▶ _PROBLEM DESCRIPTION_: Pull out every line below that holds the word "javac".

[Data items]
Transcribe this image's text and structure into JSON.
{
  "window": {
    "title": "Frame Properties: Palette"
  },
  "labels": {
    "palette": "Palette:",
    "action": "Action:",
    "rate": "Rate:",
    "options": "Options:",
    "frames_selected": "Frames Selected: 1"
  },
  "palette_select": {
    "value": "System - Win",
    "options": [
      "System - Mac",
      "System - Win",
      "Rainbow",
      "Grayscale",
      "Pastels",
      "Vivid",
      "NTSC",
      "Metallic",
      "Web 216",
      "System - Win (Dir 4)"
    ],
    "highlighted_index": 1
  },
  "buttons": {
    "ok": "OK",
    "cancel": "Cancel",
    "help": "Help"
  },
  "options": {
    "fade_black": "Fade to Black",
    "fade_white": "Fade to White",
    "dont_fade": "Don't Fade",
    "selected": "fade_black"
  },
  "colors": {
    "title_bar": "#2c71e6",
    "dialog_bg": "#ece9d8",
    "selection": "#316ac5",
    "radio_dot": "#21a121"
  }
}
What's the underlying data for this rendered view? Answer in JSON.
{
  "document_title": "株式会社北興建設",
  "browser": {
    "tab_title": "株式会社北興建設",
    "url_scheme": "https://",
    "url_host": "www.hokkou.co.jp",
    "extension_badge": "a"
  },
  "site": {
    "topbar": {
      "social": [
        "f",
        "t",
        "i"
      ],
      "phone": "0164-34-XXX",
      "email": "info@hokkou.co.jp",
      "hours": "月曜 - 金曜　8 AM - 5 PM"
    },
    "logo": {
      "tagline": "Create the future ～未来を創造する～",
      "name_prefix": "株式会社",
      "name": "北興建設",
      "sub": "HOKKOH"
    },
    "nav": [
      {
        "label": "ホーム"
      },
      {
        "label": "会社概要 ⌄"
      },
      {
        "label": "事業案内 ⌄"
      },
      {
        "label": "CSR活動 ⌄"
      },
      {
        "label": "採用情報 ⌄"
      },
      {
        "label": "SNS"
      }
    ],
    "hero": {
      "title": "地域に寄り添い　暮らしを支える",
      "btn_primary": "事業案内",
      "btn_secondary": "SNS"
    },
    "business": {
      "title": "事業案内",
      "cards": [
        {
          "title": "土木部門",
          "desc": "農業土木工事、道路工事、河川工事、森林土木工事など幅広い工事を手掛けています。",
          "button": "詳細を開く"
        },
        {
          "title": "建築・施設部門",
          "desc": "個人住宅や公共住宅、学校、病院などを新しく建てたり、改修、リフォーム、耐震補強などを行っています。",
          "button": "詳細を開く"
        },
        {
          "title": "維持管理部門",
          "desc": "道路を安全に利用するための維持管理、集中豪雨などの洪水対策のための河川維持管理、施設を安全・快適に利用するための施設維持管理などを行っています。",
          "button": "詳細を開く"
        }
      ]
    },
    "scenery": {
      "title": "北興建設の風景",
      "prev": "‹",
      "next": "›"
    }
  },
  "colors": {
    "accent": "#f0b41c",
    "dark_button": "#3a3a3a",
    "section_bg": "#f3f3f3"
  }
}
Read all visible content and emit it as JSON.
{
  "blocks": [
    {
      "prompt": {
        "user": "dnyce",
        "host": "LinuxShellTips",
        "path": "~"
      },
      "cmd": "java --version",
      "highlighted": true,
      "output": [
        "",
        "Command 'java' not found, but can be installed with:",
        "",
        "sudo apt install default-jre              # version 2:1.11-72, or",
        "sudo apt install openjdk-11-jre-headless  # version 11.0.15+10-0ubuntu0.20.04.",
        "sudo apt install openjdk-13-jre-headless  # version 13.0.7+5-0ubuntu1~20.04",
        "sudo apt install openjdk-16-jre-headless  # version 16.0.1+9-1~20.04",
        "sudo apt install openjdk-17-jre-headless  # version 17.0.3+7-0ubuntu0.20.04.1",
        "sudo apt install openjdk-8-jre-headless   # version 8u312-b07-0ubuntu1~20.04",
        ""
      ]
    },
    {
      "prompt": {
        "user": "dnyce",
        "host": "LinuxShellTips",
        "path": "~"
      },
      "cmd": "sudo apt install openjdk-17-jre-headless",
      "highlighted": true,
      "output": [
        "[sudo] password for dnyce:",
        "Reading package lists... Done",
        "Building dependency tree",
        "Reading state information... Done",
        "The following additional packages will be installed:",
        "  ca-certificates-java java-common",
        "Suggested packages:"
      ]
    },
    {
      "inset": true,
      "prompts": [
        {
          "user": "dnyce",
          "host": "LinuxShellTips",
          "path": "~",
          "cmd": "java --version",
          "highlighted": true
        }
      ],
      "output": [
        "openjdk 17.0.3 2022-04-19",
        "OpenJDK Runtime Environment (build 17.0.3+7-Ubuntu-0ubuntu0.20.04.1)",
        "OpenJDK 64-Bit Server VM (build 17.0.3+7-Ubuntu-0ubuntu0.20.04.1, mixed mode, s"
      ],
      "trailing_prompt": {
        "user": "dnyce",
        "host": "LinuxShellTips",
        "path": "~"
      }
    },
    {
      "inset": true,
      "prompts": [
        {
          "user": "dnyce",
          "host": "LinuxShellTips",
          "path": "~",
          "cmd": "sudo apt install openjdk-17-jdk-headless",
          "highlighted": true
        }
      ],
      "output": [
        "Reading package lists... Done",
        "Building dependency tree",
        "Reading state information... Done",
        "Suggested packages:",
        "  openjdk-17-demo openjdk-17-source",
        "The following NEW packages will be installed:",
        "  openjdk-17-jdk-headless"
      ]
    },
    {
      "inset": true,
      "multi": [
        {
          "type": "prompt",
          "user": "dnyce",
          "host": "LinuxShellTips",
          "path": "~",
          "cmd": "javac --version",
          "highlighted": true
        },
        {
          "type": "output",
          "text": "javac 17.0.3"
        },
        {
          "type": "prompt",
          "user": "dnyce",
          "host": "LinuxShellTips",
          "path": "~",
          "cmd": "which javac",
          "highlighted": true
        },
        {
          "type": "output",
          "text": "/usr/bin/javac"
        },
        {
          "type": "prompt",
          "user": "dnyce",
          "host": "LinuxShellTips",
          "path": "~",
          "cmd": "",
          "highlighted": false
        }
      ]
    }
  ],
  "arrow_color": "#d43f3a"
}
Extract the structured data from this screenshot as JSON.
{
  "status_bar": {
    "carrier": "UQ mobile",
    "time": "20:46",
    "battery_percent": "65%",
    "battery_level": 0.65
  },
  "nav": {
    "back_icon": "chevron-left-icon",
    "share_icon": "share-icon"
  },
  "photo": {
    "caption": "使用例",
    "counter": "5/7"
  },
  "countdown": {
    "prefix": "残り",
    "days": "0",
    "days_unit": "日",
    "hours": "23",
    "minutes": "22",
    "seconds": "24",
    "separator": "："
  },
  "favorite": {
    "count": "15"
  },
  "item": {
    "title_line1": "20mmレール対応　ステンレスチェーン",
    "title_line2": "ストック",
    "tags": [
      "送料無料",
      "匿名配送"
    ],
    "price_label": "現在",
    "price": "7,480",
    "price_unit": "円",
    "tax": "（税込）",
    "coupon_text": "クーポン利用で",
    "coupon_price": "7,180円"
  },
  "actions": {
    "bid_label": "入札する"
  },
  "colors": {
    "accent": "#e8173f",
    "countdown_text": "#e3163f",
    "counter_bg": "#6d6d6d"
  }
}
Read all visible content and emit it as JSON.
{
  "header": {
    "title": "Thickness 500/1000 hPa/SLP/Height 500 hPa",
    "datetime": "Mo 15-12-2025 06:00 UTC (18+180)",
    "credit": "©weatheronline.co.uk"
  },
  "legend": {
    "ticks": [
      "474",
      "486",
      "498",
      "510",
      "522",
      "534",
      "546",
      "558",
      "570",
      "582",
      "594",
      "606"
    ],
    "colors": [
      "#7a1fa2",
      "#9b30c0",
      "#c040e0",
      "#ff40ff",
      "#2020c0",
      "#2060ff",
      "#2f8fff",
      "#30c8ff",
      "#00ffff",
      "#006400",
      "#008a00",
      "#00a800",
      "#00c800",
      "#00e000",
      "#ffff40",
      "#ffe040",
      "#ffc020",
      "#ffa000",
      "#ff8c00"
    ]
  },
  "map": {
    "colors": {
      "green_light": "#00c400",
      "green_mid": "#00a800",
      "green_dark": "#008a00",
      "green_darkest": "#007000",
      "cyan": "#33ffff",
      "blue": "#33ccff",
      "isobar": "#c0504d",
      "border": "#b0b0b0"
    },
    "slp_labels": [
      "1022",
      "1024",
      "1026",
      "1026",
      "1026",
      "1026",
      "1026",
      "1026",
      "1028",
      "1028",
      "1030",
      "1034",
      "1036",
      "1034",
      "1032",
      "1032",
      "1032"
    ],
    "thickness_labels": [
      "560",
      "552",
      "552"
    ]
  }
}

▶ _ANSWER_:
          "cmd": "javac --version",
          "text": "javac 17.0.3"
          "cmd": "which javac",
          "text": "/usr/bin/javac"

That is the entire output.